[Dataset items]

================

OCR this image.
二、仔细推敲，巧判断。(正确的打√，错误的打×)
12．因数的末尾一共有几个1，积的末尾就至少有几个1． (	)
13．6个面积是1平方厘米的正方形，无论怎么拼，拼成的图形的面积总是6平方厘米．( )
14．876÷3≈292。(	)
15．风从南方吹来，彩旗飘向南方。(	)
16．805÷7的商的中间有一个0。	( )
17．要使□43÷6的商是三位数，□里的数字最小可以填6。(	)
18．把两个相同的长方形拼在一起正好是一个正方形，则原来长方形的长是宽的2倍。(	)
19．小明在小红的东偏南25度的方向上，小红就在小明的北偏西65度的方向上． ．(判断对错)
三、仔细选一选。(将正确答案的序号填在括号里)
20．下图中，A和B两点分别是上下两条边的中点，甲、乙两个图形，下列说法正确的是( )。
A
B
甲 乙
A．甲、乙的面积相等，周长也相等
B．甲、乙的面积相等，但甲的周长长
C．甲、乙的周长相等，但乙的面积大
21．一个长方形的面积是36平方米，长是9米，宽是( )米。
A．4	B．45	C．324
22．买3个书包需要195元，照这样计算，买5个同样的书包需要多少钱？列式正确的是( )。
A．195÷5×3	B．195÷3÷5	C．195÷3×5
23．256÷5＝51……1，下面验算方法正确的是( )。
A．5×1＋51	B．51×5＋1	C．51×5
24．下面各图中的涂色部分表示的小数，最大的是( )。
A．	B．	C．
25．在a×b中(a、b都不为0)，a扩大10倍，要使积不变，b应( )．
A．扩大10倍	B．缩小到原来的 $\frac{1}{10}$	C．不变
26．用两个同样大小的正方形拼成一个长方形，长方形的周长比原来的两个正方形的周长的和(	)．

================

--- Task brief ---
Copy the records above exactly.

--- Exercise response ---
OCR this image.
二、仔细推敲，巧判断。(正确的打√，错误的打×)
12．因数的末尾一共有几个1，积的末尾就至少有几个1． (	)
13．6个面积是1平方厘米的正方形，无论怎么拼，拼成的图形的面积总是6平方厘米．( )
14．876÷3≈292。(	)
15．风从南方吹来，彩旗飘向南方。(	)
16．805÷7的商的中间有一个0。	( )
17．要使□43÷6的商是三位数，□里的数字最小可以填6。(	)
18．把两个相同的长方形拼在一起正好是一个正方形，则原来长方形的长是宽的2倍。(	)
19．小明在小红的东偏南25度的方向上，小红就在小明的北偏西65度的方向上． ．(判断对错)
三、仔细选一选。(将正确答案的序号填在括号里)
20．下图中，A和B两点分别是上下两条边的中点，甲、乙两个图形，下列说法正确的是( )。
A
B
甲 乙
A．甲、乙的面积相等，周长也相等
B．甲、乙的面积相等，但甲的周长长
C．甲、乙的周长相等，但乙的面积大
21．一个长方形的面积是36平方米，长是9米，宽是( )米。
A．4	B．45	C．324
22．买3个书包需要195元，照这样计算，买5个同样的书包需要多少钱？列式正确的是( )。
A．195÷5×3	B．195÷3÷5	C．195÷3×5
23．256÷5＝51……1，下面验算方法正确的是( )。
A．5×1＋51	B．51×5＋1	C．51×5
24．下面各图中的涂色部分表示的小数，最大的是( )。
A．	B．	C．
25．在a×b中(a、b都不为0)，a扩大10倍，要使积不变，b应( )．
A．扩大10倍	B．缩小到原来的 $\frac{1}{10}$	C．不变
26．用两个同样大小的正方形拼成一个长方形，长方形的周长比原来的两个正方形的周长的和(	)．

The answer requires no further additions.